— begin Exercise inputs —

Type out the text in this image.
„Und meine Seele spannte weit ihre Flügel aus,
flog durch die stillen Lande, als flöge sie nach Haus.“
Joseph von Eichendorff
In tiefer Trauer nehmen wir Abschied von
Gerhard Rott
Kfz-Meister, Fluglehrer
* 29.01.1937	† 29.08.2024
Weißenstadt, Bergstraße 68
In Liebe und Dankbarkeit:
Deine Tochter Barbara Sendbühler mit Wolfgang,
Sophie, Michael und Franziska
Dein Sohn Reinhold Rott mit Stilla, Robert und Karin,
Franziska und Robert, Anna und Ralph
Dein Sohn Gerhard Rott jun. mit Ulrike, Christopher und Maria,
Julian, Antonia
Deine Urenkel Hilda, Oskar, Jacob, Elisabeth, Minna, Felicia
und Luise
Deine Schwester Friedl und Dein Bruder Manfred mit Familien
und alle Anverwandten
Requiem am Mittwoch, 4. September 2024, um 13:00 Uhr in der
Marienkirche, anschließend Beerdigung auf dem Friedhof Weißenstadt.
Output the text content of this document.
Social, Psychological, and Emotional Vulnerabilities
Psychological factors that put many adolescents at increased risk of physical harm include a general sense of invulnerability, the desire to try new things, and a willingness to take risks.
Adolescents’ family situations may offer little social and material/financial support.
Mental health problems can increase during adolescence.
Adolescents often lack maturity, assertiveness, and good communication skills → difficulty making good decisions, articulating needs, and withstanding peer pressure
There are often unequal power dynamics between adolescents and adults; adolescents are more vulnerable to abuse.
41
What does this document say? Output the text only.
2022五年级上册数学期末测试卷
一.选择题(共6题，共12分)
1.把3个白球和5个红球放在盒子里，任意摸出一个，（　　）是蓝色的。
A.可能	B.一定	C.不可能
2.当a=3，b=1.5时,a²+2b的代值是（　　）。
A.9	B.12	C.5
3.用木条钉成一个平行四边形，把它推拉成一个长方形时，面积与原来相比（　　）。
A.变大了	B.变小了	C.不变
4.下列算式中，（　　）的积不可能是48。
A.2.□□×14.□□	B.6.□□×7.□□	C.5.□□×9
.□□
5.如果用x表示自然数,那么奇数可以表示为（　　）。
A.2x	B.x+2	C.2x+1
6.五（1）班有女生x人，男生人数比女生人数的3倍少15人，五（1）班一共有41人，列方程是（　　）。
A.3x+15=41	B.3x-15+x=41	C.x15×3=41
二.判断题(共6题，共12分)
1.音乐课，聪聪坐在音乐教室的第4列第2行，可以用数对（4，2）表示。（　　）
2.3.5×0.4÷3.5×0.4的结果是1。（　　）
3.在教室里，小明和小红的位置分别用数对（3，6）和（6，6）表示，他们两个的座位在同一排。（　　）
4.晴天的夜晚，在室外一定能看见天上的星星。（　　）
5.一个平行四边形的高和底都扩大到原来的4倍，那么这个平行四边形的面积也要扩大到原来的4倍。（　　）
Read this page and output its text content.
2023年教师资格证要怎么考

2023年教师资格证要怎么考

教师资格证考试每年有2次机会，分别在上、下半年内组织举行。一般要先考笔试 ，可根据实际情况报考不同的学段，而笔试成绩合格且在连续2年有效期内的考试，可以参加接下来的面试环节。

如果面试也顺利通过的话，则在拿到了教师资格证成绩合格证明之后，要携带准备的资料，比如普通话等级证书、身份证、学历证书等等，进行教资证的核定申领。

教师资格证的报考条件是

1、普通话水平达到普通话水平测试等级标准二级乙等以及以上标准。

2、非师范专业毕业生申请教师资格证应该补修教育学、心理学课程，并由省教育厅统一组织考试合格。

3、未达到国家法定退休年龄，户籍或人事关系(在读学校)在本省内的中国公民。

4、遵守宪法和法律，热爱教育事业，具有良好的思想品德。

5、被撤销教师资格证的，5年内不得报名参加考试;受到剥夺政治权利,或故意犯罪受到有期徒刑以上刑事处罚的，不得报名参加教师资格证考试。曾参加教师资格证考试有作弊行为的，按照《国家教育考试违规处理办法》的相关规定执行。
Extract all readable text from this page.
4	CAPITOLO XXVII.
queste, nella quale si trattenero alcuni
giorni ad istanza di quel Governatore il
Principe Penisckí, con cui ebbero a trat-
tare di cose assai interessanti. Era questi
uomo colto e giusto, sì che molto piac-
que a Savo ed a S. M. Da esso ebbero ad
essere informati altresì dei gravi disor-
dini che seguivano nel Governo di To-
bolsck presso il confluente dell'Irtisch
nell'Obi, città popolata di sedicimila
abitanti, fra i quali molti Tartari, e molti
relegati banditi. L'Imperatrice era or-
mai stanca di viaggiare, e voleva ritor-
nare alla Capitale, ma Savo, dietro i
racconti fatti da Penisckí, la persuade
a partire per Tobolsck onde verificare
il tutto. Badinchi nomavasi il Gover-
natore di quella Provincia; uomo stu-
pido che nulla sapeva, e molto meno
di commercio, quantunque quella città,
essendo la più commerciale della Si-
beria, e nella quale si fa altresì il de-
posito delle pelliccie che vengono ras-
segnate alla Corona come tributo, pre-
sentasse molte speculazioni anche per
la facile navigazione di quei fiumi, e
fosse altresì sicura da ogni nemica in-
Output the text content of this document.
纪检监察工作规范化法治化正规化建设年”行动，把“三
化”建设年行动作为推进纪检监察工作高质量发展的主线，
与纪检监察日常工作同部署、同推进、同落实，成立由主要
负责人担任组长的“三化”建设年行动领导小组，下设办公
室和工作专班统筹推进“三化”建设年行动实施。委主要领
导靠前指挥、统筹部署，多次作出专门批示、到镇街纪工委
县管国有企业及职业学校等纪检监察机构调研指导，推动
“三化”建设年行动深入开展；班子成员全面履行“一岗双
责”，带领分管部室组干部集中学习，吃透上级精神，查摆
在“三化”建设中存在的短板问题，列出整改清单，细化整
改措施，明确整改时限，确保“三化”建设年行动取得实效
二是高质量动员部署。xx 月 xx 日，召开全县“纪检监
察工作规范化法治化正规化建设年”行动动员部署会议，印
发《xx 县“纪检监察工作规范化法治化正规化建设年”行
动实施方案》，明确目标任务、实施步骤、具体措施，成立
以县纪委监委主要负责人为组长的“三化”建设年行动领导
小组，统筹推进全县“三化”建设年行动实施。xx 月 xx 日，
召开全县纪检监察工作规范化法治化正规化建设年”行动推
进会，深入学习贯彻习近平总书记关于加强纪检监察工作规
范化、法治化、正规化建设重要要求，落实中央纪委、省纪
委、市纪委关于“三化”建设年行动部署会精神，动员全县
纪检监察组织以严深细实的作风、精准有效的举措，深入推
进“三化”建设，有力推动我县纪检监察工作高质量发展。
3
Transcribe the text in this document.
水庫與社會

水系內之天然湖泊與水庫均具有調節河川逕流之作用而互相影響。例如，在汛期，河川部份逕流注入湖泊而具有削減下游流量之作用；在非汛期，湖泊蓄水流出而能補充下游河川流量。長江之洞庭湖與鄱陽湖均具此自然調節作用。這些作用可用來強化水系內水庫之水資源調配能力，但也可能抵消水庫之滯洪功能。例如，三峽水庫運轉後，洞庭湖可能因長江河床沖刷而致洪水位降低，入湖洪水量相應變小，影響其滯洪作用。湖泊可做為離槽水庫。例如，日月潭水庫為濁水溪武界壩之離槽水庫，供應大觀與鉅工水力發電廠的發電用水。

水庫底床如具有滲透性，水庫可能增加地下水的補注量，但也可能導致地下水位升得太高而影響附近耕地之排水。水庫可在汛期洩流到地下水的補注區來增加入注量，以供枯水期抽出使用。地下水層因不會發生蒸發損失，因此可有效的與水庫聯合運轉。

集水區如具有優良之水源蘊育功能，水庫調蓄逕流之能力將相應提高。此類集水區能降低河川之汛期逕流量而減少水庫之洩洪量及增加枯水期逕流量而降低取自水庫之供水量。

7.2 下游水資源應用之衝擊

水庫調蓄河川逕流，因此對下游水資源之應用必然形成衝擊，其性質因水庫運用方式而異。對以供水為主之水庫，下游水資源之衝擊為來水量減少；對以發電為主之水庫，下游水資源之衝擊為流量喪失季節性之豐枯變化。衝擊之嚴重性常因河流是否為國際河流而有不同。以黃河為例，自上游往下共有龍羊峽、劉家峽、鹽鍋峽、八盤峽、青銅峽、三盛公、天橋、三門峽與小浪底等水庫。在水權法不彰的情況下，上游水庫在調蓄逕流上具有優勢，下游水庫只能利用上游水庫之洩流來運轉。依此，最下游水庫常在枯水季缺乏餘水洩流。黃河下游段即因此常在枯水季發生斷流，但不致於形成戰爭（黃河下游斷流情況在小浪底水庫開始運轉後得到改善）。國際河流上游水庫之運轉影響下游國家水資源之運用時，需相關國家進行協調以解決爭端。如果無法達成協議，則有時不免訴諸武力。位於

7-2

— end Exercise inputs —

Report how many lines in the data include the word "ebbero", and give nothing but the count.

■ Written answer ■
2